* Given entries:
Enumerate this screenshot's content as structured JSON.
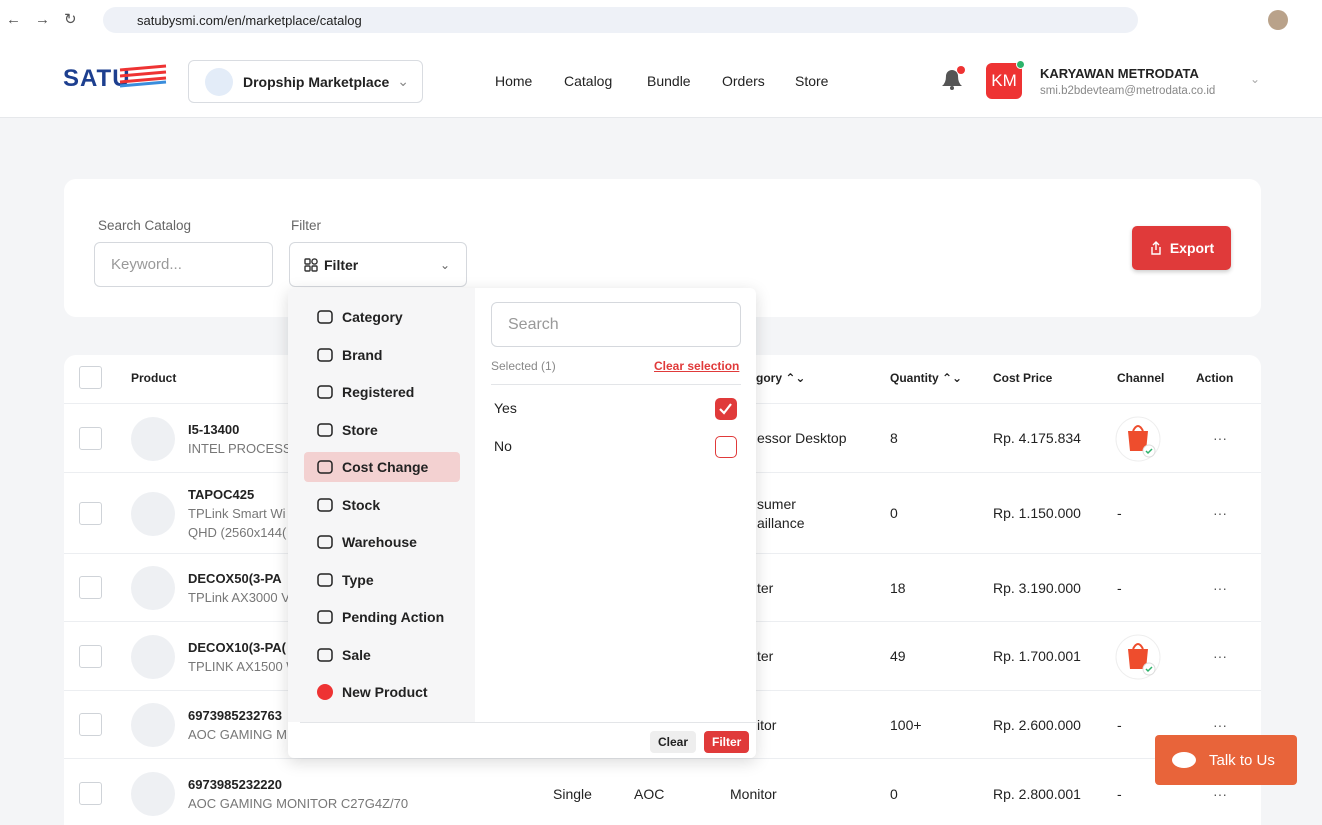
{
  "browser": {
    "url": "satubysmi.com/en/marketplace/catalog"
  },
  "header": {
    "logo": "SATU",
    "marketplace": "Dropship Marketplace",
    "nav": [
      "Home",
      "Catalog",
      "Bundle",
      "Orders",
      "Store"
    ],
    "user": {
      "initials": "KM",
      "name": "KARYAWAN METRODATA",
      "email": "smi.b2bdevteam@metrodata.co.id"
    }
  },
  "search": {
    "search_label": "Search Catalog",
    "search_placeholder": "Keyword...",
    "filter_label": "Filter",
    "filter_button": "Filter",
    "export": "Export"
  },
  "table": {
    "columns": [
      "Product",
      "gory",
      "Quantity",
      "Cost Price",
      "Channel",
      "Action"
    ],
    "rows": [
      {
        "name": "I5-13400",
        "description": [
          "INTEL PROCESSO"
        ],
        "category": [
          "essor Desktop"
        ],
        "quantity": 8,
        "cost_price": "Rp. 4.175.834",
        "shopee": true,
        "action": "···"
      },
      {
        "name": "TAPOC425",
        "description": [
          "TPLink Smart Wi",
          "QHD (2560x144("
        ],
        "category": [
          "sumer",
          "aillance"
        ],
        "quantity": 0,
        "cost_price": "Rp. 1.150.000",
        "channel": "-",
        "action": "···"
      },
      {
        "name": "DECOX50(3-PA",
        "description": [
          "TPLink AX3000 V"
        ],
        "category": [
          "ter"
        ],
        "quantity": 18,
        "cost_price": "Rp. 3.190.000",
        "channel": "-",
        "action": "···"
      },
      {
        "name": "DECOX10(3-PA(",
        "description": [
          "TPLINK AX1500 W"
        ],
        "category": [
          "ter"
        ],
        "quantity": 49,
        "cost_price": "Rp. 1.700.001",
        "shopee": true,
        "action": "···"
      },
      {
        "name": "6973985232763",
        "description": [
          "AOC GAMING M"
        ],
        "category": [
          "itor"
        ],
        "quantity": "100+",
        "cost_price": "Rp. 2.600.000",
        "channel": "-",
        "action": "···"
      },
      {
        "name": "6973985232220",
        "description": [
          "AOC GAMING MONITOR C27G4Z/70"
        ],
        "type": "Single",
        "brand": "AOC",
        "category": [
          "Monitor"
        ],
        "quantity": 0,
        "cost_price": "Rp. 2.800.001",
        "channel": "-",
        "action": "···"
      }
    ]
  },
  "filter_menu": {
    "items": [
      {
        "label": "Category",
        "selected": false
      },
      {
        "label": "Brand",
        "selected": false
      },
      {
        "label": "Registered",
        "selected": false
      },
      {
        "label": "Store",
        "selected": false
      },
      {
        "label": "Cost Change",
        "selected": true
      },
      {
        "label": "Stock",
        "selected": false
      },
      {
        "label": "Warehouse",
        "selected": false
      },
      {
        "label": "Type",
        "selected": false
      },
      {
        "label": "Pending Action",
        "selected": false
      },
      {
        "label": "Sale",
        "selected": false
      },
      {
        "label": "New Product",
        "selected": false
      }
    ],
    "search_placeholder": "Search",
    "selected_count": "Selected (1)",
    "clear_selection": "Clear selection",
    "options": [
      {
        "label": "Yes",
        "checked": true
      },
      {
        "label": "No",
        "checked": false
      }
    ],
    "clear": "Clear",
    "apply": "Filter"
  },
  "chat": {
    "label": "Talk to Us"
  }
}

* * *

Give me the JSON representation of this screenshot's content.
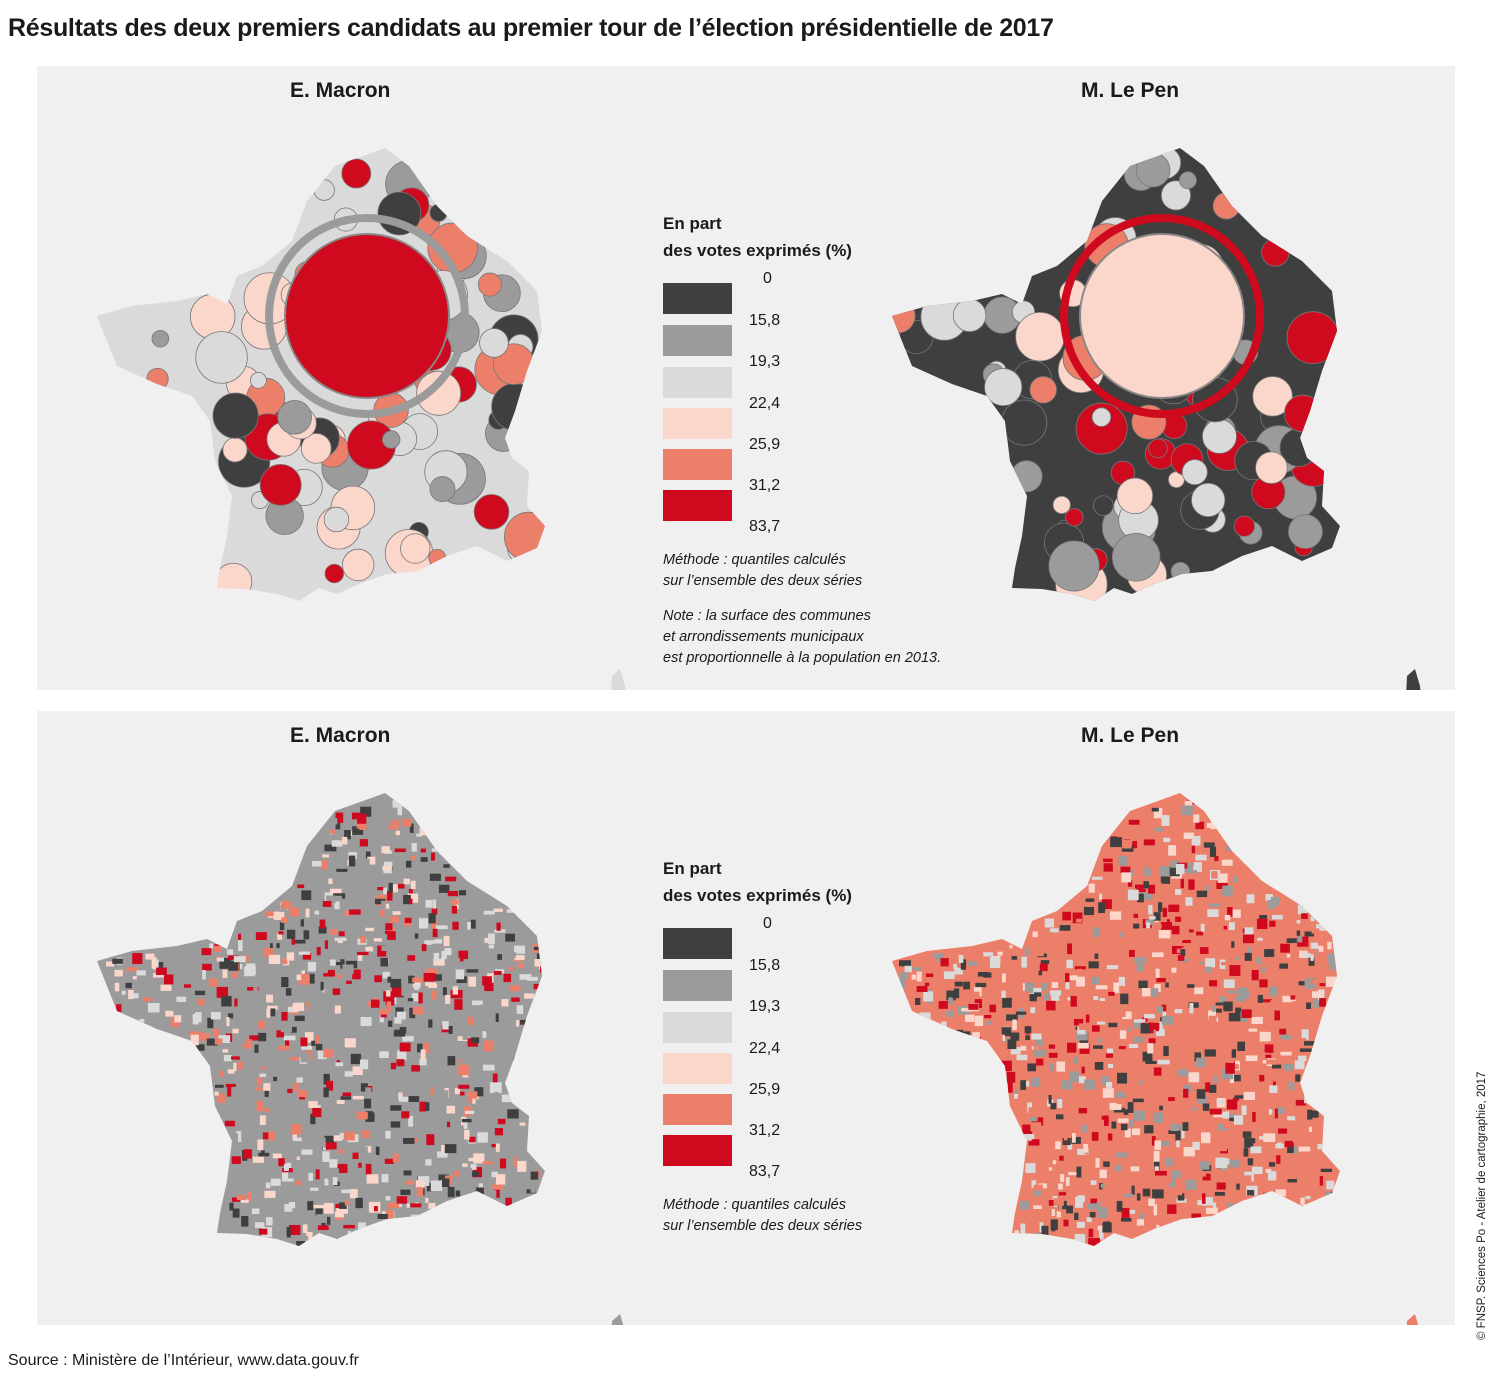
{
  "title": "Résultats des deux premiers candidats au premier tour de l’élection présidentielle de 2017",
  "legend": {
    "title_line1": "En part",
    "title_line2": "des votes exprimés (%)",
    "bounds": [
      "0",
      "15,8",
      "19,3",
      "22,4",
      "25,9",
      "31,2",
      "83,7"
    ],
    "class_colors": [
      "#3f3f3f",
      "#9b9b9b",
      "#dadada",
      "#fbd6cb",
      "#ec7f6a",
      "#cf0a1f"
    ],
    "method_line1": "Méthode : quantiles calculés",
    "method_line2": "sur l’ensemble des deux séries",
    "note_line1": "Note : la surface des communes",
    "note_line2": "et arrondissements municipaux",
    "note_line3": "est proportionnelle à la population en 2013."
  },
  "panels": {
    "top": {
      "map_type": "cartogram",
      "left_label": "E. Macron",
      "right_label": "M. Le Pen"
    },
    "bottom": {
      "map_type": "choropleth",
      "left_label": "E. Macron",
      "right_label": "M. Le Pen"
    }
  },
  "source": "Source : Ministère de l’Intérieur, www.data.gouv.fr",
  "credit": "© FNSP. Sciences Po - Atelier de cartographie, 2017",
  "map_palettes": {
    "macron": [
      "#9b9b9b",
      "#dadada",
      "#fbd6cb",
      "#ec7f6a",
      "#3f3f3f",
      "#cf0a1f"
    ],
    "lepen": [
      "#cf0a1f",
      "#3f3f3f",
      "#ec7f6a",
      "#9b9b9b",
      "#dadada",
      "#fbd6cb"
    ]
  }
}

* What to produce:
Identify the lines of the data that contain the word "deux". Copy each of them.

* Task result:
  "title": "Résultats des deux premiers candidats au premier tour de l’élection présidentielle de 2017",
    "method_line2": "sur l’ensemble des deux séries",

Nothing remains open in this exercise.